-- Given task --
Check each line of the data for "text" and select those that have it.

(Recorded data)
----

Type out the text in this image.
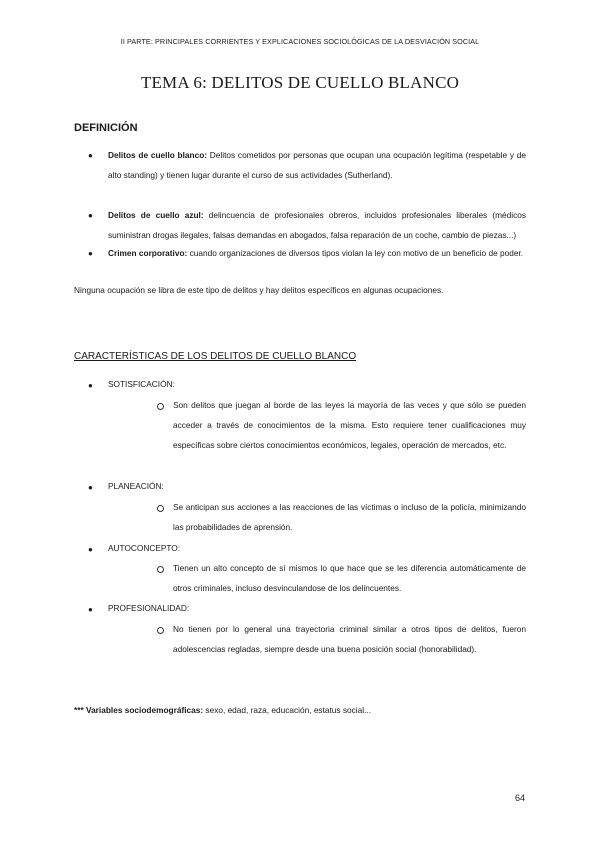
II PARTE: PRINCIPALES CORRIENTES Y EXPLICACIONES SOCIOLÓGICAS DE LA DESVIACIÓN SOCIAL
TEMA 6: DELITOS DE CUELLO BLANCO
DEFINICIÓN
● Delitos de cuello blanco: Delitos cometidos por personas que ocupan una ocupación legítima (respetable y de alto standing) y tienen lugar durante el curso de sus actividades (Sutherland).
● Delitos de cuello azul: delincuencia de profesionales obreros, incluidos profesionales liberales (médicos suministran drogas ilegales, falsas demandas en abogados, falsa reparación de un coche, cambio de piezas...)
● Crimen corporativo: cuando organizaciones de diversos tipos violan la ley con motivo de un beneficio de poder.
Ninguna ocupación se libra de este tipo de delitos y hay delitos específicos en algunas ocupaciones.
CARACTERÍSTICAS DE LOS DELITOS DE CUELLO BLANCO
● SOTISFICACIÓN:
Son delitos que juegan al borde de las leyes la mayoría de las veces y que sólo se pueden acceder a través de conocimientos de la misma. Esto requiere tener cualificaciones muy específicas sobre ciertos conocimientos económicos, legales, operación de mercados, etc.
● PLANEACIÓN:
Se anticipan sus acciones a las reacciones de las víctimas o incluso de la policía, minimizando las probabilidades de aprensión.
● AUTOCONCEPTO:
Tienen un alto concepto de sí mismos lo que hace que se les diferencia automáticamente de otros criminales, incluso desvinculandose de los delincuentes.
● PROFESIONALIDAD:
No tienen por lo general una trayectoria criminal similar a otros tipos de delitos, fueron adolescencias regladas, siempre desde una buena posición social (honorabilidad).
*** Variables sociodemográficas: sexo, edad, raza, educación, estatus social...
64
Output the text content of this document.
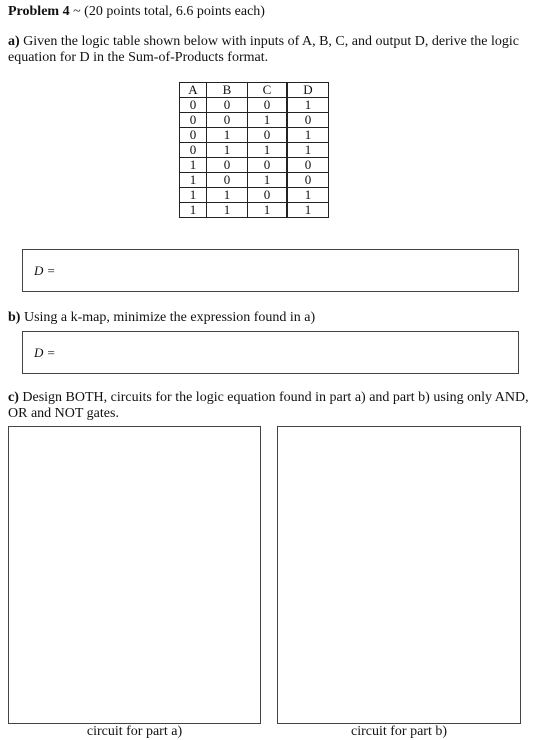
Problem 4 ~ (20 points total, 6.6 points each)
a) Given the logic table shown below with inputs of A, B, C, and output D, derive the logic equation for D in the Sum-of-Products format.
A	B	C	D
0	0	0	1
0	0	1	0
0	1	0	1
0	1	1	1
1	0	0	0
1	0	1	0
1	1	0	1
1	1	1	1
D =
b) Using a k-map, minimize the expression found in a)
D =
c) Design BOTH, circuits for the logic equation found in part a) and part b) using only AND, OR and NOT gates.
circuit for part a)	circuit for part b)
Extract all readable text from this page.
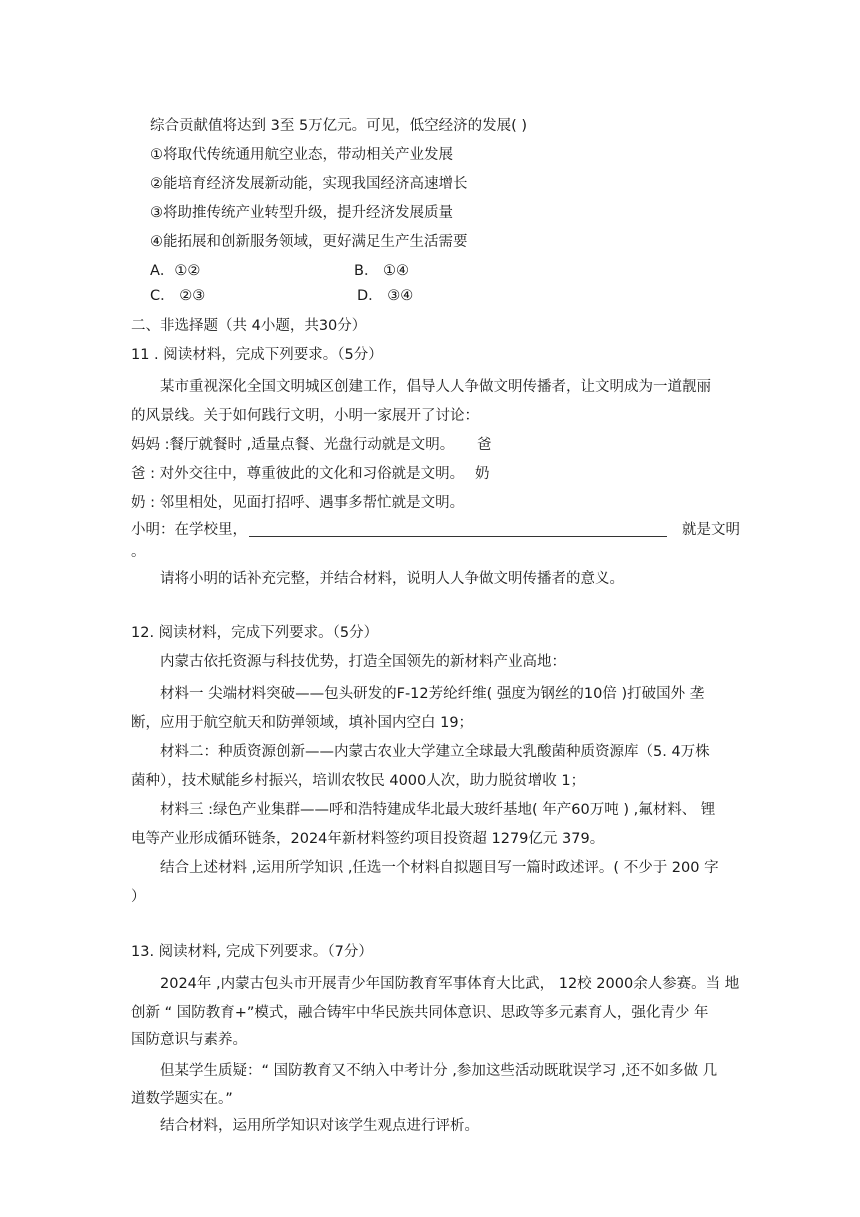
综合贡献值将达到 3至 5万亿元。可见，低空经济的发展( )
①将取代传统通用航空业态，带动相关产业发展
②能培育经济发展新动能，实现我国经济高速增长
③将助推传统产业转型升级，提升经济发展质量
④能拓展和创新服务领域，更好满足生产生活需要
A．①②	B． ①④
C． ②③	D． ③④
二、非选择题（共 4小题，共30分）
11 . 阅读材料，完成下列要求。（5分）
某市重视深化全国文明城区创建工作，倡导人人争做文明传播者，让文明成为一道靓丽
的风景线。关于如何践行文明，小明一家展开了讨论：
妈妈 :餐厅就餐时 ,适量点餐、光盘行动就是文明。 爸
爸 : 对外交往中，尊重彼此的文化和习俗就是文明。 奶
奶 : 邻里相处，见面打招呼、遇事多帮忙就是文明。
小明：在学校里，	就是文明
。
请将小明的话补充完整，并结合材料，说明人人争做文明传播者的意义。
12. 阅读材料，完成下列要求。（5分）
内蒙古依托资源与科技优势，打造全国领先的新材料产业高地：
材料一 尖端材料突破——包头研发的F-12芳纶纤维( 强度为钢丝的10倍 )打破国外 垄
断，应用于航空航天和防弹领域，填补国内空白 19；
材料二：种质资源创新——内蒙古农业大学建立全球最大乳酸菌种质资源库（5. 4万株
菌种），技术赋能乡村振兴，培训农牧民 4000人次，助力脱贫增收 1；
材料三 :绿色产业集群——呼和浩特建成华北最大玻纤基地( 年产60万吨 ) ,氟材料、 锂
电等产业形成循环链条，2024年新材料签约项目投资超 1279亿元 379。
结合上述材料 ,运用所学知识 ,任选一个材料自拟题目写一篇时政述评。( 不少于 200 字
）
13. 阅读材料, 完成下列要求。（7分）
2024年 ,内蒙古包头市开展青少年国防教育军事体育大比武， 12校 2000余人参赛。当 地
创新 “ 国防教育+”模式，融合铸牢中华民族共同体意识、思政等多元素育人，强化青少 年
国防意识与素养。
但某学生质疑：“ 国防教育又不纳入中考计分 ,参加这些活动既耽误学习 ,还不如多做 几
道数学题实在。”
结合材料，运用所学知识对该学生观点进行评析。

----

-- Exercise solution --
Type out the text in this image.
Output the text content of this document.
Extract all readable text from this page.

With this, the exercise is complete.